From the entries below, copy every line that holds the word "JSON".

____________________

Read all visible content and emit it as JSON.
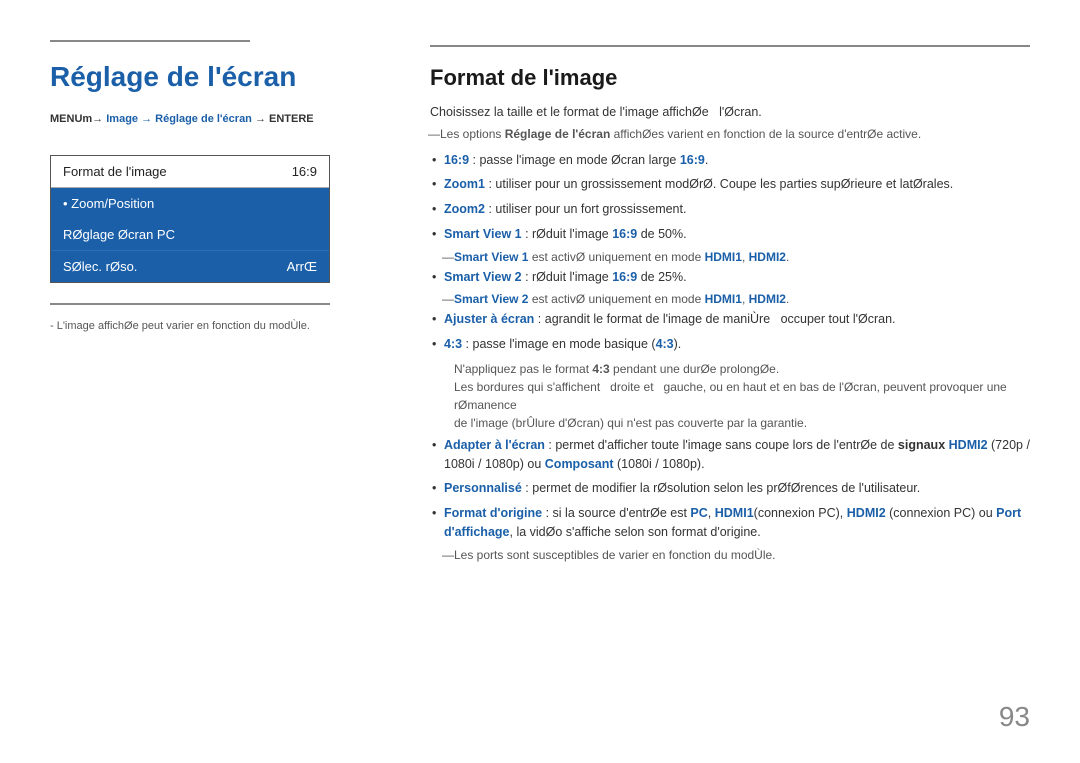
{
  "left": {
    "title": "Réglage de l'écran",
    "menu_path": "MENUm→ Image → Réglage de l'écran → ENTERE",
    "menu_items": [
      {
        "label": "Format de l'image",
        "value": "16:9",
        "style": "white"
      },
      {
        "label": "• Zoom/Position",
        "value": "",
        "style": "blue"
      },
      {
        "label": "RØglage Øcran PC",
        "value": "",
        "style": "blue"
      },
      {
        "label": "SØlec. rØso.",
        "value": "ArrŒ",
        "style": "blue-last"
      }
    ],
    "footnote": "- L'image affichØe peut varier en fonction du modÙle."
  },
  "right": {
    "title": "Format de l'image",
    "intro": "Choisissez la taille et le format de l'image affichØe  l'Øcran.",
    "note": "Les options Réglage de l'écran affichØes varient en fonction de la source d'entrØe active.",
    "items": [
      {
        "text_before": "",
        "bold_blue": "16:9",
        "text_after": " : passe l'image en mode Øcran large ",
        "bold_blue2": "16:9",
        "text_end": "."
      },
      {
        "text_before": "",
        "bold_blue": "Zoom1",
        "text_after": " :  utiliser pour un grossissement modØrØ. Coupe les parties supØrieure et latØrales.",
        "bold_blue2": "",
        "text_end": ""
      },
      {
        "text_before": "",
        "bold_blue": "Zoom2",
        "text_after": " :  utiliser pour un fort grossissement.",
        "bold_blue2": "",
        "text_end": ""
      },
      {
        "text_before": "",
        "bold_blue": "Smart View 1",
        "text_after": " : rØduit l'image ",
        "bold_blue2": "16:9",
        "text_end": " de 50%.",
        "subnote": "Smart View 1 est activØ uniquement en mode HDMI1, HDMI2."
      },
      {
        "text_before": "",
        "bold_blue": "Smart View 2",
        "text_after": " : rØduit l'image ",
        "bold_blue2": "16:9",
        "text_end": " de 25%.",
        "subnote": "Smart View 2 est activØ uniquement en mode HDMI1, HDMI2."
      },
      {
        "text_before": "",
        "bold_blue": "Ajuster à écran",
        "text_after": " : agrandit le format de l'image de maniÙre  occuper tout l'Øcran.",
        "bold_blue2": "",
        "text_end": ""
      },
      {
        "text_before": "",
        "bold_blue": "4:3",
        "text_after": " : passe l'image en mode basique (",
        "bold_blue2": "4:3",
        "text_end": ").",
        "warning": true
      },
      {
        "text_before": "",
        "bold_blue": "Adapter à l'écran",
        "text_after": " : permet d'afficher toute l'image sans coupe lors de l'entrØe de signaux HDMI2 (720p / 1080i / 1080p) ou Composant (1080i / 1080p).",
        "bold_blue2": "",
        "text_end": ""
      },
      {
        "text_before": "",
        "bold_blue": "Personnalisé",
        "text_after": " : permet de modifier la rØsolution selon les prØfØrences de l'utilisateur.",
        "bold_blue2": "",
        "text_end": ""
      },
      {
        "text_before": "",
        "bold_blue": "Format d'origine",
        "text_after": " : si la source d'entrØe est PC, HDMI1(connexion PC), HDMI2 (connexion PC) ou Port d'affichage, la vidØo s'affiche selon son format d'origine.",
        "bold_blue2": "",
        "text_end": "",
        "subnote2": "Les ports sont susceptibles de varier en fonction du modÙle."
      }
    ]
  },
  "page_number": "93"
}
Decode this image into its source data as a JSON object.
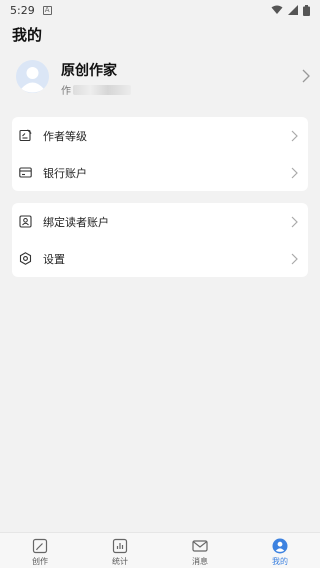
{
  "status_bar": {
    "time": "5:29",
    "app_badge": "A"
  },
  "page": {
    "title": "我的"
  },
  "profile": {
    "name": "原创作家",
    "subtitle": "作"
  },
  "menu_groups": [
    {
      "items": [
        {
          "label": "作者等级",
          "icon": "level-edit-icon"
        },
        {
          "label": "银行账户",
          "icon": "bank-card-icon"
        }
      ]
    },
    {
      "items": [
        {
          "label": "绑定读者账户",
          "icon": "bind-reader-icon"
        },
        {
          "label": "设置",
          "icon": "settings-gear-icon"
        }
      ]
    }
  ],
  "tabbar": {
    "tabs": [
      {
        "label": "创作",
        "icon": "create-icon",
        "active": false
      },
      {
        "label": "统计",
        "icon": "stats-icon",
        "active": false
      },
      {
        "label": "消息",
        "icon": "message-icon",
        "active": false
      },
      {
        "label": "我的",
        "icon": "profile-icon",
        "active": true
      }
    ]
  },
  "colors": {
    "accent": "#3d82e0",
    "background": "#f2f2f2",
    "card": "#ffffff"
  }
}
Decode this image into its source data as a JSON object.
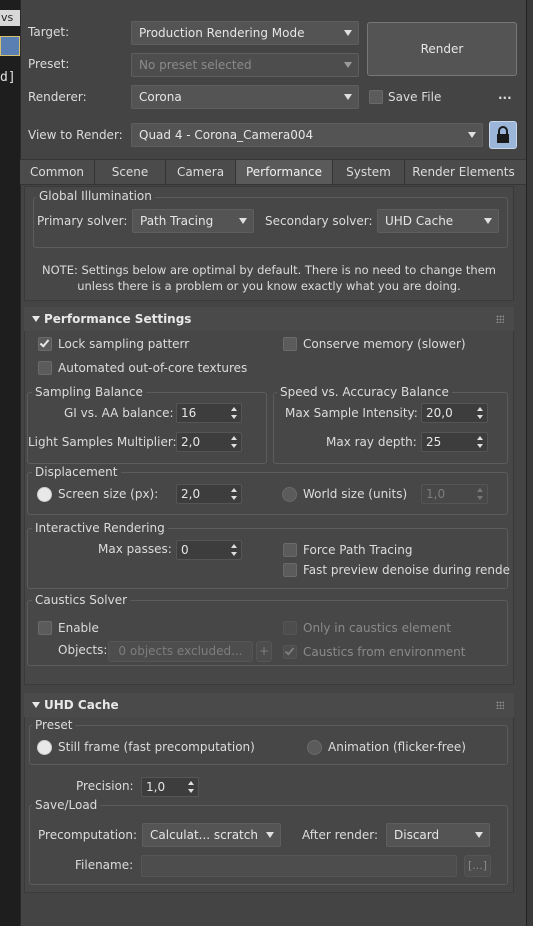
{
  "background": {
    "left_text_1": "vs",
    "left_text_2": "d]"
  },
  "header": {
    "target_label": "Target:",
    "target_value": "Production Rendering Mode",
    "preset_label": "Preset:",
    "preset_value": "No preset selected",
    "renderer_label": "Renderer:",
    "renderer_value": "Corona",
    "save_file_label": "Save File",
    "save_file_checked": false,
    "ellipsis": "...",
    "render_button": "Render",
    "view_label": "View to Render:",
    "view_value": "Quad 4 - Corona_Camera004"
  },
  "tabs": [
    "Common",
    "Scene",
    "Camera",
    "Performance",
    "System",
    "Render Elements"
  ],
  "active_tab": "Performance",
  "gi": {
    "title": "Global Illumination",
    "primary_label": "Primary solver:",
    "primary_value": "Path Tracing",
    "secondary_label": "Secondary solver:",
    "secondary_value": "UHD Cache",
    "note_line1": "NOTE: Settings below are optimal by default. There is no need to change them",
    "note_line2": "unless there is a problem or you know exactly what you are doing."
  },
  "performance": {
    "header": "Performance Settings",
    "lock_sampling": "Lock sampling patterr",
    "lock_sampling_checked": true,
    "conserve_memory": "Conserve memory (slower)",
    "automated_textures": "Automated out-of-core textures",
    "sampling_balance": {
      "title": "Sampling Balance",
      "gi_aa_label": "GI vs. AA balance:",
      "gi_aa_value": "16",
      "light_samples_label": "Light Samples Multiplier:",
      "light_samples_value": "2,0"
    },
    "speed_accuracy": {
      "title": "Speed vs. Accuracy Balance",
      "max_sample_label": "Max Sample Intensity:",
      "max_sample_value": "20,0",
      "max_ray_label": "Max ray depth:",
      "max_ray_value": "25"
    },
    "displacement": {
      "title": "Displacement",
      "screen_size_label": "Screen size (px):",
      "screen_size_value": "2,0",
      "world_size_label": "World size (units)",
      "world_size_value": "1,0"
    },
    "interactive": {
      "title": "Interactive Rendering",
      "max_passes_label": "Max passes:",
      "max_passes_value": "0",
      "force_path_tracing": "Force Path Tracing",
      "fast_preview": "Fast preview denoise during rende"
    },
    "caustics": {
      "title": "Caustics Solver",
      "enable": "Enable",
      "objects_label": "Objects:",
      "objects_value": "0 objects excluded...",
      "plus": "+",
      "only_caustics": "Only in caustics element",
      "caustics_env": "Caustics from environment",
      "caustics_env_checked": true
    }
  },
  "uhd": {
    "header": "UHD Cache",
    "preset_title": "Preset",
    "still_frame": "Still frame (fast precomputation)",
    "animation": "Animation (flicker-free)",
    "precision_label": "Precision:",
    "precision_value": "1,0",
    "save_load_title": "Save/Load",
    "precomputation_label": "Precomputation:",
    "precomputation_value": "Calculat... scratch",
    "after_render_label": "After render:",
    "after_render_value": "Discard",
    "filename_label": "Filename:",
    "filename_value": "",
    "browse": "[...]"
  }
}
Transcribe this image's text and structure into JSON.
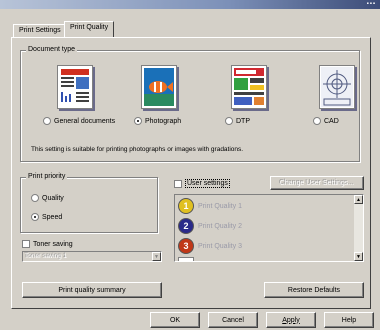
{
  "tabs": [
    {
      "label": "Print Settings"
    },
    {
      "label": "Print Quality"
    }
  ],
  "document_type": {
    "group_label": "Document type",
    "options": [
      {
        "label": "General documents",
        "icon": "general-documents-icon",
        "selected": false
      },
      {
        "label": "Photograph",
        "icon": "photograph-icon",
        "selected": true
      },
      {
        "label": "DTP",
        "icon": "dtp-icon",
        "selected": false
      },
      {
        "label": "CAD",
        "icon": "cad-icon",
        "selected": false
      }
    ],
    "description": "This setting is suitable for printing photographs or images with gradations."
  },
  "print_priority": {
    "group_label": "Print priority",
    "options": [
      {
        "label": "Quality",
        "selected": false
      },
      {
        "label": "Speed",
        "selected": true
      }
    ]
  },
  "toner_saving": {
    "label": "Toner saving",
    "checked": false,
    "select_value": "Toner saving 1"
  },
  "user_settings": {
    "label": "User settings",
    "checked": false,
    "change_button": "Change User Settings...",
    "items": [
      {
        "number": "1",
        "label": "Print Quality 1",
        "color": "#e0c020"
      },
      {
        "number": "2",
        "label": "Print Quality 2",
        "color": "#2a2a8a"
      },
      {
        "number": "3",
        "label": "Print Quality 3",
        "color": "#c03818"
      }
    ]
  },
  "buttons": {
    "summary": "Print quality summary",
    "restore": "Restore Defaults",
    "ok": "OK",
    "cancel": "Cancel",
    "apply": "Apply",
    "help": "Help"
  },
  "colors": {
    "dialog_bg": "#d4d0c8",
    "title_accent": "#3c4c78"
  }
}
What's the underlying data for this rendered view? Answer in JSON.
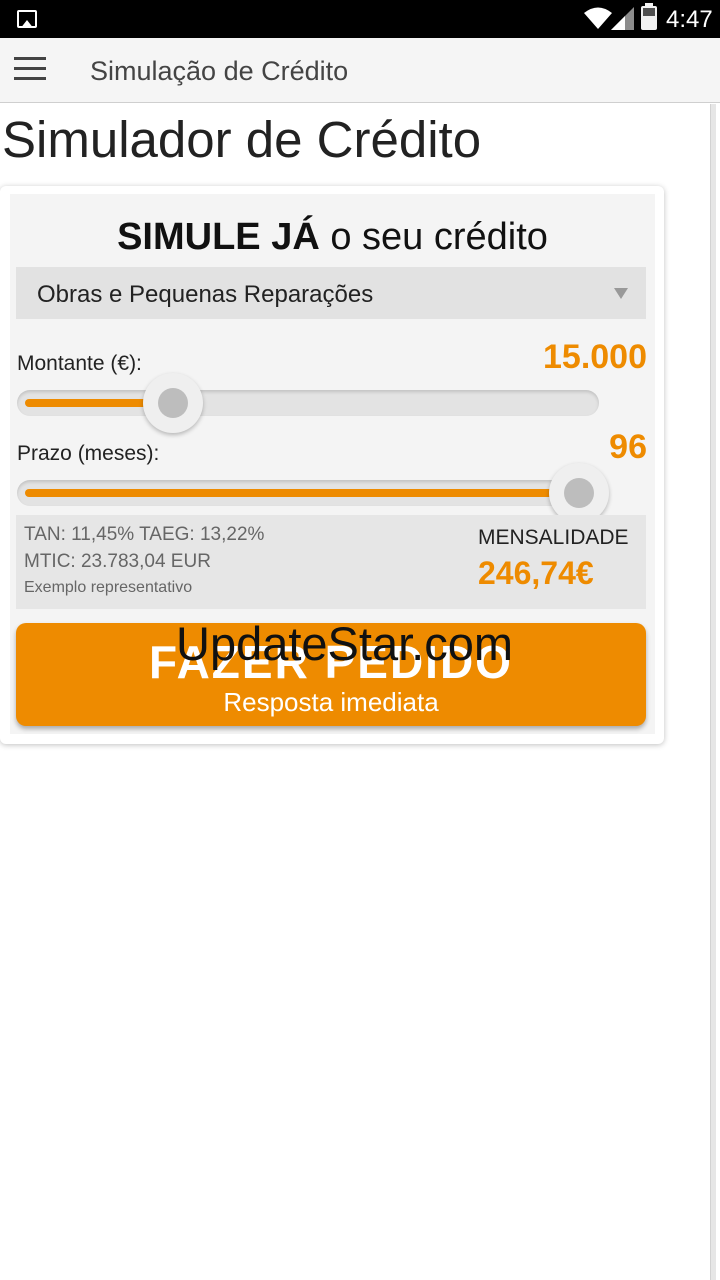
{
  "status_bar": {
    "time": "4:47",
    "icons": [
      "gallery-icon",
      "wifi-icon",
      "signal-icon",
      "battery-icon"
    ]
  },
  "action_bar": {
    "title": "Simulação de Crédito",
    "menu_icon": "hamburger-menu-icon"
  },
  "page": {
    "heading": "Simulador de Crédito"
  },
  "simulator": {
    "headline_bold": "SIMULE JÁ",
    "headline_rest": " o seu crédito",
    "credit_type": "Obras e Pequenas Reparações",
    "amount": {
      "label": "Montante (€):",
      "value": "15.000",
      "slider_fraction": 0.25
    },
    "term": {
      "label": "Prazo (meses):",
      "value": "96",
      "slider_fraction": 1.0
    },
    "summary": {
      "rates": "TAN: 11,45% TAEG: 13,22%",
      "mtic": "MTIC: 23.783,04 EUR",
      "example": "Exemplo representativo",
      "monthly_label": "MENSALIDADE",
      "monthly_value": "246,74€"
    },
    "cta": {
      "main": "FAZER PEDIDO",
      "sub": "Resposta imediata"
    }
  },
  "watermark": "UpdateStar.com",
  "colors": {
    "accent": "#ee8b00",
    "status_bar": "#000000",
    "action_bar": "#f5f5f5"
  }
}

____________________

• Task answer
Read all visible content and emit it as JSON.
Decode this image into its source data as a JSON object.
Decode this image into its source data as a JSON object.
Transcribe this image's text and structure into JSON.
What's the underlying data for this rendered view? Answer in JSON.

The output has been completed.